» DESCRIPTION OF THE TASK: Exclude the pictures and reproduce the remaining data exactly as written.
### EXERCISE MATERIAL
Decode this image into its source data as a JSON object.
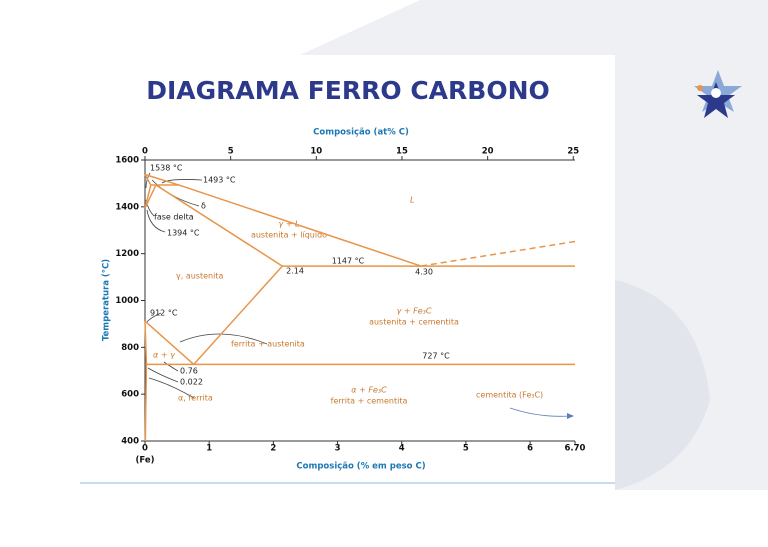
{
  "title": "DIAGRAMA FERRO CARBONO",
  "chart_data": {
    "type": "phase-diagram",
    "x_label": "Composição (% em peso C)",
    "x2_label": "Composição (at% C)",
    "y_label": "Temperatura (°C)",
    "xlim": [
      0,
      6.7
    ],
    "xticks": [
      0,
      1,
      2,
      3,
      4,
      5,
      6,
      {
        "value": 6.7,
        "label": "6.70"
      }
    ],
    "x_origin_note": "(Fe)",
    "x2lim": [
      0,
      25.1
    ],
    "x2ticks": [
      0,
      5,
      10,
      15,
      20,
      25
    ],
    "ylim": [
      400,
      1600
    ],
    "yticks": [
      400,
      600,
      800,
      1000,
      1200,
      1400,
      1600
    ],
    "line_color": "#e8954a",
    "series": [
      {
        "x": [
          0,
          0.53,
          4.3
        ],
        "y": [
          1538,
          1493,
          1147
        ]
      },
      {
        "x": [
          4.3,
          6.7
        ],
        "y": [
          1147,
          1252
        ],
        "dashed": true
      },
      {
        "x": [
          0,
          0.09
        ],
        "y": [
          1538,
          1493
        ]
      },
      {
        "x": [
          0.09,
          0.53
        ],
        "y": [
          1493,
          1493
        ]
      },
      {
        "x": [
          0.17,
          2.14
        ],
        "y": [
          1493,
          1147
        ]
      },
      {
        "x": [
          2.14,
          6.7
        ],
        "y": [
          1147,
          1147
        ]
      },
      {
        "x": [
          0,
          0.09
        ],
        "y": [
          1394,
          1493
        ]
      },
      {
        "x": [
          0,
          0.17
        ],
        "y": [
          1394,
          1493
        ]
      },
      {
        "x": [
          0,
          0.76
        ],
        "y": [
          912,
          727
        ]
      },
      {
        "x": [
          0.76,
          2.14
        ],
        "y": [
          727,
          1147
        ]
      },
      {
        "x": [
          0.022,
          6.7
        ],
        "y": [
          727,
          727
        ]
      },
      {
        "x": [
          0,
          0.022,
          0.005
        ],
        "y": [
          912,
          727,
          400
        ]
      }
    ],
    "annotations": [
      "1538 °C",
      "1493 °C",
      "δ",
      "fase delta",
      "1394 °C",
      "γ + L",
      "austenita + líquido",
      "L",
      "1147 °C",
      "2.14",
      "4.30",
      "γ, austenita",
      "912 °C",
      "γ + Fe₃C",
      "austenita + cementita",
      "ferrita + austenita",
      "α + γ",
      "727 °C",
      "0.76",
      "0.022",
      "α, ferrita",
      "α + Fe₃C",
      "ferrita + cementita",
      "cementita (Fe₃C)"
    ]
  }
}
######
» RESPONSE TO THIS TASK:
Decode this image into its source data as a JSON object.
{
  "title": "DIAGRAMA FERRO CARBONO",
  "chart_data": {
    "type": "phase-diagram",
    "x_label": "Composição (% em peso C)",
    "x2_label": "Composição (at% C)",
    "y_label": "Temperatura (°C)",
    "xlim": [
      0,
      6.7
    ],
    "xticks": [
      0,
      1,
      2,
      3,
      4,
      5,
      6,
      {
        "value": 6.7,
        "label": "6.70"
      }
    ],
    "x_origin_note": "(Fe)",
    "x2lim": [
      0,
      25.1
    ],
    "x2ticks": [
      0,
      5,
      10,
      15,
      20,
      25
    ],
    "ylim": [
      400,
      1600
    ],
    "yticks": [
      400,
      600,
      800,
      1000,
      1200,
      1400,
      1600
    ],
    "line_color": "#e8954a",
    "series": [
      {
        "x": [
          0,
          0.53,
          4.3
        ],
        "y": [
          1538,
          1493,
          1147
        ]
      },
      {
        "x": [
          4.3,
          6.7
        ],
        "y": [
          1147,
          1252
        ],
        "dashed": true
      },
      {
        "x": [
          0,
          0.09
        ],
        "y": [
          1538,
          1493
        ]
      },
      {
        "x": [
          0.09,
          0.53
        ],
        "y": [
          1493,
          1493
        ]
      },
      {
        "x": [
          0.17,
          2.14
        ],
        "y": [
          1493,
          1147
        ]
      },
      {
        "x": [
          2.14,
          6.7
        ],
        "y": [
          1147,
          1147
        ]
      },
      {
        "x": [
          0,
          0.09
        ],
        "y": [
          1394,
          1493
        ]
      },
      {
        "x": [
          0,
          0.17
        ],
        "y": [
          1394,
          1493
        ]
      },
      {
        "x": [
          0,
          0.76
        ],
        "y": [
          912,
          727
        ]
      },
      {
        "x": [
          0.76,
          2.14
        ],
        "y": [
          727,
          1147
        ]
      },
      {
        "x": [
          0.022,
          6.7
        ],
        "y": [
          727,
          727
        ]
      },
      {
        "x": [
          0,
          0.022,
          0.005
        ],
        "y": [
          912,
          727,
          400
        ]
      }
    ],
    "annotations": [
      "1538 °C",
      "1493 °C",
      "δ",
      "fase delta",
      "1394 °C",
      "γ + L",
      "austenita + líquido",
      "L",
      "1147 °C",
      "2.14",
      "4.30",
      "γ, austenita",
      "912 °C",
      "γ + Fe₃C",
      "austenita + cementita",
      "ferrita + austenita",
      "α + γ",
      "727 °C",
      "0.76",
      "0.022",
      "α, ferrita",
      "α + Fe₃C",
      "ferrita + cementita",
      "cementita (Fe₃C)"
    ]
  }
}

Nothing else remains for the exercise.